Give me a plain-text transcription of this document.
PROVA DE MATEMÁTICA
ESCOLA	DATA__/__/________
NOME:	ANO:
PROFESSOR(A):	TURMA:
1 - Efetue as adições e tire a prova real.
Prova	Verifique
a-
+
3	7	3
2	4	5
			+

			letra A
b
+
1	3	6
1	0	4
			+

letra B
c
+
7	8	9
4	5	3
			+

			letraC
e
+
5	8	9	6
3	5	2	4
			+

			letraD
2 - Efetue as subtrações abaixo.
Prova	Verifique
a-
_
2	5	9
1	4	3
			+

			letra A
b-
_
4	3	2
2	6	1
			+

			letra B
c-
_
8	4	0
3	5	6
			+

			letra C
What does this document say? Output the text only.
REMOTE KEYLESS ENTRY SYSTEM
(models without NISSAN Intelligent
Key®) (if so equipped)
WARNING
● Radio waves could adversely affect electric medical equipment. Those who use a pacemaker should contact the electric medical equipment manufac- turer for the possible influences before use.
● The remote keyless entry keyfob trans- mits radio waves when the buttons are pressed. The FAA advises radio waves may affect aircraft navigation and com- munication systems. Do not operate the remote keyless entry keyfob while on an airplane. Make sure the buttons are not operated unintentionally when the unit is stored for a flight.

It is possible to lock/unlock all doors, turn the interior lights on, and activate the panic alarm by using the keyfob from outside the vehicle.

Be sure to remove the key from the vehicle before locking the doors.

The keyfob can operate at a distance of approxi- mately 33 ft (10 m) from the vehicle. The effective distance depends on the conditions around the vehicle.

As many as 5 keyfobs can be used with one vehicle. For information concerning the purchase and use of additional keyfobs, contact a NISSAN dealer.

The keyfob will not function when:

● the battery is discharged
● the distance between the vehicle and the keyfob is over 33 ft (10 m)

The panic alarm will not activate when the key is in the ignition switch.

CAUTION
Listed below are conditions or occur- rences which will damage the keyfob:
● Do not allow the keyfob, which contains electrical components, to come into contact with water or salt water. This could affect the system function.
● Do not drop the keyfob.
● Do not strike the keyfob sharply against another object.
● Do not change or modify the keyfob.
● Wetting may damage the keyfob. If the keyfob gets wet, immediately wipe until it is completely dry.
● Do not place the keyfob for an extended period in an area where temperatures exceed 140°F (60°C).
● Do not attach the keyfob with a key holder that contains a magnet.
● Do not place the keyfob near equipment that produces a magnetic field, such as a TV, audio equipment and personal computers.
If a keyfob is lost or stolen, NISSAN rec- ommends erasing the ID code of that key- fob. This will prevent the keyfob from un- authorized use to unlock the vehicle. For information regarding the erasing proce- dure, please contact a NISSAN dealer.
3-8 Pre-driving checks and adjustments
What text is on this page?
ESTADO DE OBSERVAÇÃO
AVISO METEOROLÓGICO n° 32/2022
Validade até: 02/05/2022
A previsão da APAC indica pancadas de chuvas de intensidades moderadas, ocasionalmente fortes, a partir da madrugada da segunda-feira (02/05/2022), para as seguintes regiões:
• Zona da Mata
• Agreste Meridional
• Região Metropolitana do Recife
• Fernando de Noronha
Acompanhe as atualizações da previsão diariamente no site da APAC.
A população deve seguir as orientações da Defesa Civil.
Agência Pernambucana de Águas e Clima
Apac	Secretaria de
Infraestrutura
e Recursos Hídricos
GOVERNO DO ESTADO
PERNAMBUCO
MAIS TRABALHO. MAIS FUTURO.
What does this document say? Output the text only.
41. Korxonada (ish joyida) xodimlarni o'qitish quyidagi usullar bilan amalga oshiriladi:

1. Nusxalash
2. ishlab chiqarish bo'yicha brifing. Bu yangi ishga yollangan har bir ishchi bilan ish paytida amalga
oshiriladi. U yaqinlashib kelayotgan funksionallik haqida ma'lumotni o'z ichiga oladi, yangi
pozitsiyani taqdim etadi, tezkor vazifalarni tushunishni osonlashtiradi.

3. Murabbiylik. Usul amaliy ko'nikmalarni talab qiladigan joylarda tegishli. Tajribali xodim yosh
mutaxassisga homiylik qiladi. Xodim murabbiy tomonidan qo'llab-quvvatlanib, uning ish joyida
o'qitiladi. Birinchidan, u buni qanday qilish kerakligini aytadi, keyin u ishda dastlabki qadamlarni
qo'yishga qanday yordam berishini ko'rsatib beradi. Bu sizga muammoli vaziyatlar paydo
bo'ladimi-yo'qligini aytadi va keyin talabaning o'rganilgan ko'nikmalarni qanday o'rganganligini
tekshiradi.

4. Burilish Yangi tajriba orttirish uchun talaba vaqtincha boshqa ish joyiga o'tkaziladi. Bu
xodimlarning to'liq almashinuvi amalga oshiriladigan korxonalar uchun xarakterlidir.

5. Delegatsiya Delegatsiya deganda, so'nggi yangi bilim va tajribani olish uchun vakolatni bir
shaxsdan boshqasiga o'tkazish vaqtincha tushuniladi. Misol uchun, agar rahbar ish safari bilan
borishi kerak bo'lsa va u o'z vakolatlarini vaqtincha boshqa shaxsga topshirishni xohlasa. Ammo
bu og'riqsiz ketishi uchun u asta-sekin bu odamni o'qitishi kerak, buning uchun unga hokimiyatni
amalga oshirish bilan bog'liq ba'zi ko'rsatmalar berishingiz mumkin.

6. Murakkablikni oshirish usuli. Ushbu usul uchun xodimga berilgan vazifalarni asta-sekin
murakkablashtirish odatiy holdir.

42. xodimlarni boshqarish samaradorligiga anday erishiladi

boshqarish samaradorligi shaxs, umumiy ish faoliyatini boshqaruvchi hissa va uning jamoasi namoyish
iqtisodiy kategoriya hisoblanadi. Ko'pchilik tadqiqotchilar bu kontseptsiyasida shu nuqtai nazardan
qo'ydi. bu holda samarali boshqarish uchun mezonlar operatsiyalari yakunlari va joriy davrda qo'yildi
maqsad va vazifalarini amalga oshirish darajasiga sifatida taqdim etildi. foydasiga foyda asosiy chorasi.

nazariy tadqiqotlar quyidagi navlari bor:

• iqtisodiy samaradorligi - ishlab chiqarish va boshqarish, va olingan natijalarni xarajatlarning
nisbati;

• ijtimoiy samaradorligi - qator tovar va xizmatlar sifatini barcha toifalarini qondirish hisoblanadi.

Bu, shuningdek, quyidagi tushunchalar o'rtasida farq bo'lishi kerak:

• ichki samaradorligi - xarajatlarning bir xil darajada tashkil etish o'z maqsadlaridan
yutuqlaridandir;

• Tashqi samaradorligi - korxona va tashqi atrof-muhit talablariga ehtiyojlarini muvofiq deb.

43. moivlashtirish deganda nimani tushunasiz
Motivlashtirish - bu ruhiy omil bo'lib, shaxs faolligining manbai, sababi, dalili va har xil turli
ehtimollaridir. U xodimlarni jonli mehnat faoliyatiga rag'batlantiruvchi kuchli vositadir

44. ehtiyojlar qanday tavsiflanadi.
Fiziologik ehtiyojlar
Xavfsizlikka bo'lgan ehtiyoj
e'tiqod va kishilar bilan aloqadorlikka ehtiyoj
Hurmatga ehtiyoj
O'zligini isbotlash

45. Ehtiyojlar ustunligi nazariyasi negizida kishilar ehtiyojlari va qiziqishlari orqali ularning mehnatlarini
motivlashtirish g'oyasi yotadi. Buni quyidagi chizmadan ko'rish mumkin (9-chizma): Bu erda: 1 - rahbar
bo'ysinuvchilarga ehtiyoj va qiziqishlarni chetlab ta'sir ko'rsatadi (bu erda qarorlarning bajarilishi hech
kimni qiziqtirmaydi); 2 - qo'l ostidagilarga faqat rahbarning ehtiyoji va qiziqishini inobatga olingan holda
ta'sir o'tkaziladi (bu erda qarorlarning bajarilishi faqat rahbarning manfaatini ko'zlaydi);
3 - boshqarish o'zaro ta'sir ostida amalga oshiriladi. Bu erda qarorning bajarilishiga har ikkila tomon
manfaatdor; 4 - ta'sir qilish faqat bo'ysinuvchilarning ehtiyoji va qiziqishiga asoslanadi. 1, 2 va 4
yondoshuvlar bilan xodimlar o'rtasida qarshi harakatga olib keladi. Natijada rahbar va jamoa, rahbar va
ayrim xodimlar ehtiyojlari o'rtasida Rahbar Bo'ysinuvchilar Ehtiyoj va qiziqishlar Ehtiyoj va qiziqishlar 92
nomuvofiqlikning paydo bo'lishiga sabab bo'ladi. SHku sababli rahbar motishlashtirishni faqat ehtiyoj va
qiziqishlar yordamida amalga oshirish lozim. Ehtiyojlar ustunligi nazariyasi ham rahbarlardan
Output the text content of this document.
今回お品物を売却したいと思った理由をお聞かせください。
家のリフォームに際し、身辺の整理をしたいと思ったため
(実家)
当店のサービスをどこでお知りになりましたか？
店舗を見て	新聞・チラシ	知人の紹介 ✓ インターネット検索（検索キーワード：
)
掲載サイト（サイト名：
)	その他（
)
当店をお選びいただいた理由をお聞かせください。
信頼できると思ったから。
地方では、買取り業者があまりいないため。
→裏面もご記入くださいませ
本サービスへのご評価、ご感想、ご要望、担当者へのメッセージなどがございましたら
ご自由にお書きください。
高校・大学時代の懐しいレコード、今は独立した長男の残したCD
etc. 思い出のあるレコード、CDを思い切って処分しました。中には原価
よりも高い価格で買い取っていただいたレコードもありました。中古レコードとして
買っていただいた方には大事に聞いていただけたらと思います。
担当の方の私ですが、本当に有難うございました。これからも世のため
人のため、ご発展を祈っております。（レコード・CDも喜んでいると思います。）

## EXERCISE AIM
Copy every line that includes the string "which" from the material above.

## RESPONSE TO THE TASK
Listed below are conditions or occur- rences which will damage the keyfob:
● Do not allow the keyfob, which contains electrical components, to come into contact with water or salt water. This could affect the system function.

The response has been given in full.